§ **Given records**
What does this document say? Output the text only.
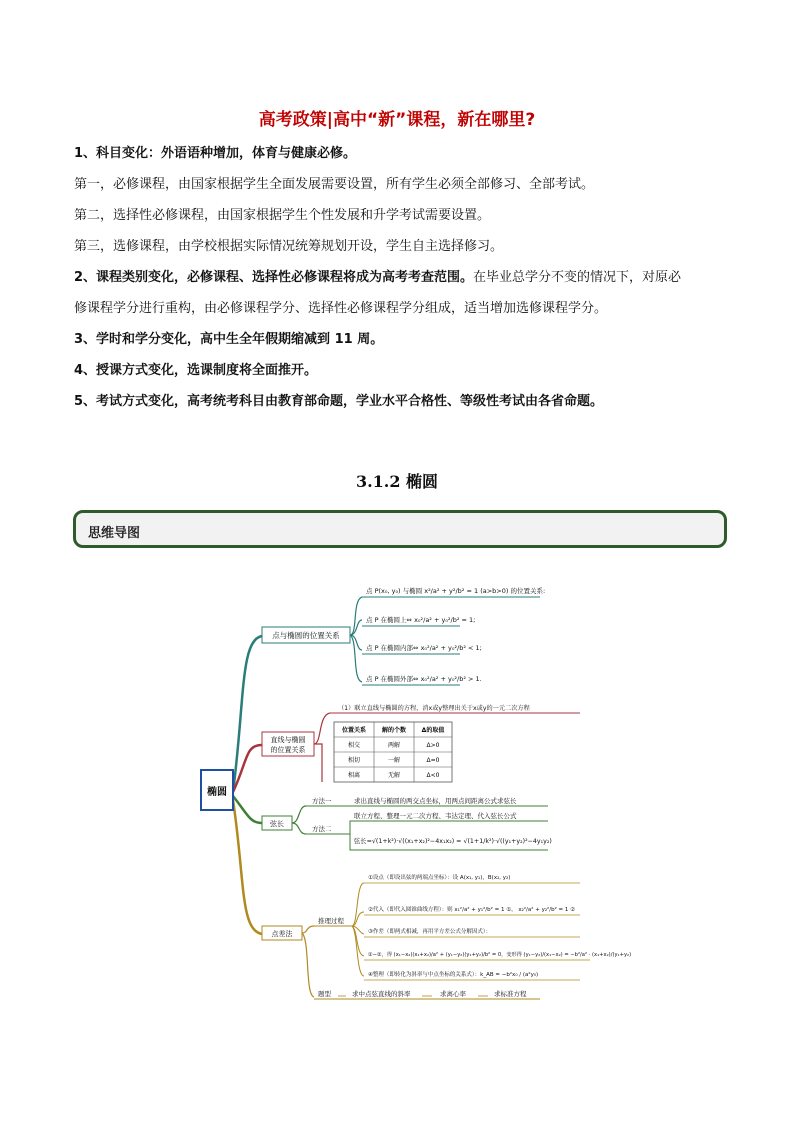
高考政策|高中“新”课程，新在哪里?
1、科目变化：外语语种增加，体育与健康必修。
第一，必修课程，由国家根据学生全面发展需要设置，所有学生必须全部修习、全部考试。
第二，选择性必修课程，由国家根据学生个性发展和升学考试需要设置。
第三，选修课程，由学校根据实际情况统筹规划开设，学生自主选择修习。
2、课程类别变化，必修课程、选择性必修课程将成为高考考查范围。在毕业总学分不变的情况下，对原必
修课程学分进行重构，由必修课程学分、选择性必修课程学分组成，适当增加选修课程学分。
3、学时和学分变化，高中生全年假期缩减到 11 周。
4、授课方式变化，选课制度将全面推开。
5、考试方式变化，高考统考科目由教育部命题，学业水平合格性、等级性考试由各省命题。
3.1.2 椭圆
思维导图
椭圆
点与椭圆的位置关系
点 P(x₀, y₀) 与椭圆 x²/a² + y²/b² = 1 (a>b>0) 的位置关系:
点 P 在椭圆上⇔ x₀²/a² + y₀²/b² = 1;
点 P 在椭圆内部⇔ x₀²/a² + y₀²/b² < 1;
点 P 在椭圆外部⇔ x₀²/a² + y₀²/b² > 1.
直线与椭圆
的位置关系
（1）联立直线与椭圆的方程，消x或y整理出关于x或y的一元二次方程
位置关系	解的个数	Δ的取值
相交	两解	Δ>0
相切	一解	Δ=0
相离	无解	Δ<0
弦长
方法一	求出直线与椭圆的两交点坐标，用两点间距离公式求弦长
方法二
联立方程、整理一元二次方程、韦达定理、代入弦长公式
弦长=√(1+k²)·√((x₁+x₂)²−4x₁x₂) = √(1+1/k²)·√((y₁+y₂)²−4y₁y₂)
点差法
推理过程
①设点（即设出弦的两端点坐标）：设 A(x₁, y₁)，B(x₂, y₂)
②代入（即代入圆锥曲线方程）：则 x₁²/a² + y₁²/b² = 1 ①， x₂²/a² + y₂²/b² = 1 ②
③作差（即两式相减，再用平方差公式分解因式）：
①−②，得 (x₁−x₂)(x₁+x₂)/a² + (y₁−y₂)(y₁+y₂)/b² = 0，变形得 (y₁−y₂)/(x₁−x₂) = −b²/a² · (x₁+x₂)/(y₁+y₂)
④整理（即转化为斜率与中点坐标的关系式）：k_AB = −b²x₀ / (a²y₀)
题型	求中点弦直线的斜率	求离心率	求标准方程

§ **What to work on**
Give back each entry exactly as it appears, with no pictures.

§ **Final result**
What does this document say? Output the text only.
高考政策|高中“新”课程，新在哪里?
1、科目变化：外语语种增加，体育与健康必修。
第一，必修课程，由国家根据学生全面发展需要设置，所有学生必须全部修习、全部考试。
第二，选择性必修课程，由国家根据学生个性发展和升学考试需要设置。
第三，选修课程，由学校根据实际情况统筹规划开设，学生自主选择修习。
2、课程类别变化，必修课程、选择性必修课程将成为高考考查范围。在毕业总学分不变的情况下，对原必
修课程学分进行重构，由必修课程学分、选择性必修课程学分组成，适当增加选修课程学分。
3、学时和学分变化，高中生全年假期缩减到 11 周。
4、授课方式变化，选课制度将全面推开。
5、考试方式变化，高考统考科目由教育部命题，学业水平合格性、等级性考试由各省命题。
3.1.2 椭圆
思维导图
椭圆
点与椭圆的位置关系
点 P(x₀, y₀) 与椭圆 x²/a² + y²/b² = 1 (a>b>0) 的位置关系:
点 P 在椭圆上⇔ x₀²/a² + y₀²/b² = 1;
点 P 在椭圆内部⇔ x₀²/a² + y₀²/b² < 1;
点 P 在椭圆外部⇔ x₀²/a² + y₀²/b² > 1.
直线与椭圆
的位置关系
（1）联立直线与椭圆的方程，消x或y整理出关于x或y的一元二次方程
位置关系	解的个数	Δ的取值
相交	两解	Δ>0
相切	一解	Δ=0
相离	无解	Δ<0
弦长
方法一	求出直线与椭圆的两交点坐标，用两点间距离公式求弦长
方法二
联立方程、整理一元二次方程、韦达定理、代入弦长公式
弦长=√(1+k²)·√((x₁+x₂)²−4x₁x₂) = √(1+1/k²)·√((y₁+y₂)²−4y₁y₂)
点差法
推理过程
①设点（即设出弦的两端点坐标）：设 A(x₁, y₁)，B(x₂, y₂)
②代入（即代入圆锥曲线方程）：则 x₁²/a² + y₁²/b² = 1 ①， x₂²/a² + y₂²/b² = 1 ②
③作差（即两式相减，再用平方差公式分解因式）：
①−②，得 (x₁−x₂)(x₁+x₂)/a² + (y₁−y₂)(y₁+y₂)/b² = 0，变形得 (y₁−y₂)/(x₁−x₂) = −b²/a² · (x₁+x₂)/(y₁+y₂)
④整理（即转化为斜率与中点坐标的关系式）：k_AB = −b²x₀ / (a²y₀)
题型	求中点弦直线的斜率	求离心率	求标准方程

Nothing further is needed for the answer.